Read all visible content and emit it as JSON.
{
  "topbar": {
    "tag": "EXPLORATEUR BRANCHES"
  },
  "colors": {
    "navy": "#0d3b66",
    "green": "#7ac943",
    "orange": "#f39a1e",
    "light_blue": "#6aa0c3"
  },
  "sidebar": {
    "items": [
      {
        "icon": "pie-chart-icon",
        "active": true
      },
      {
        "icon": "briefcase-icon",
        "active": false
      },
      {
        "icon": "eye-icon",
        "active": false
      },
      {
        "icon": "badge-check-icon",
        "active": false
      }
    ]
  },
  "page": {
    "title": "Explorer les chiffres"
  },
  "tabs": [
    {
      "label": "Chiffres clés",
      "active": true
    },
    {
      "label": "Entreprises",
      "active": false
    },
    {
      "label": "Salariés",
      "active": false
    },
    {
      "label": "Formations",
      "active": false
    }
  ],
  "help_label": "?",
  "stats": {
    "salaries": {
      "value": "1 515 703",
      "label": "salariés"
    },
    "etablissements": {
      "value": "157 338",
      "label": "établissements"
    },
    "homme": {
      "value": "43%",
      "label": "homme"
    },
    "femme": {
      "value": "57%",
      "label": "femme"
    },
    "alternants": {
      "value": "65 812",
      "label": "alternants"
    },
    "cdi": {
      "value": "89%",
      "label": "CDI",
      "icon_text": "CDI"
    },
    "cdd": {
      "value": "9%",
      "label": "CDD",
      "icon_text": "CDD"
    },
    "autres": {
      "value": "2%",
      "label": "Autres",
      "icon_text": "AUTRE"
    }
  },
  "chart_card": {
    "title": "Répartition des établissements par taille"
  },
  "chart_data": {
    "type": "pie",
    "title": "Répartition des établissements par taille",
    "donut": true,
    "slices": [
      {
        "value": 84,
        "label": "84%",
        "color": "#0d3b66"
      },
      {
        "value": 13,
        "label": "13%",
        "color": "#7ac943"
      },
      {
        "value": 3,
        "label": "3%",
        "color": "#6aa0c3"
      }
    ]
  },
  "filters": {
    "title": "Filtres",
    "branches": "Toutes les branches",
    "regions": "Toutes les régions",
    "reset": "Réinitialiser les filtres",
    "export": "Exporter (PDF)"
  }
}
****************************************
Exactly reproduce the material above.

Read all visible content and emit it as JSON.
{
  "topbar": {
    "tag": "EXPLORATEUR BRANCHES"
  },
  "colors": {
    "navy": "#0d3b66",
    "green": "#7ac943",
    "orange": "#f39a1e",
    "light_blue": "#6aa0c3"
  },
  "sidebar": {
    "items": [
      {
        "icon": "pie-chart-icon",
        "active": true
      },
      {
        "icon": "briefcase-icon",
        "active": false
      },
      {
        "icon": "eye-icon",
        "active": false
      },
      {
        "icon": "badge-check-icon",
        "active": false
      }
    ]
  },
  "page": {
    "title": "Explorer les chiffres"
  },
  "tabs": [
    {
      "label": "Chiffres clés",
      "active": true
    },
    {
      "label": "Entreprises",
      "active": false
    },
    {
      "label": "Salariés",
      "active": false
    },
    {
      "label": "Formations",
      "active": false
    }
  ],
  "help_label": "?",
  "stats": {
    "salaries": {
      "value": "1 515 703",
      "label": "salariés"
    },
    "etablissements": {
      "value": "157 338",
      "label": "établissements"
    },
    "homme": {
      "value": "43%",
      "label": "homme"
    },
    "femme": {
      "value": "57%",
      "label": "femme"
    },
    "alternants": {
      "value": "65 812",
      "label": "alternants"
    },
    "cdi": {
      "value": "89%",
      "label": "CDI",
      "icon_text": "CDI"
    },
    "cdd": {
      "value": "9%",
      "label": "CDD",
      "icon_text": "CDD"
    },
    "autres": {
      "value": "2%",
      "label": "Autres",
      "icon_text": "AUTRE"
    }
  },
  "chart_card": {
    "title": "Répartition des établissements par taille"
  },
  "chart_data": {
    "type": "pie",
    "title": "Répartition des établissements par taille",
    "donut": true,
    "slices": [
      {
        "value": 84,
        "label": "84%",
        "color": "#0d3b66"
      },
      {
        "value": 13,
        "label": "13%",
        "color": "#7ac943"
      },
      {
        "value": 3,
        "label": "3%",
        "color": "#6aa0c3"
      }
    ]
  },
  "filters": {
    "title": "Filtres",
    "branches": "Toutes les branches",
    "regions": "Toutes les régions",
    "reset": "Réinitialiser les filtres",
    "export": "Exporter (PDF)"
  }
}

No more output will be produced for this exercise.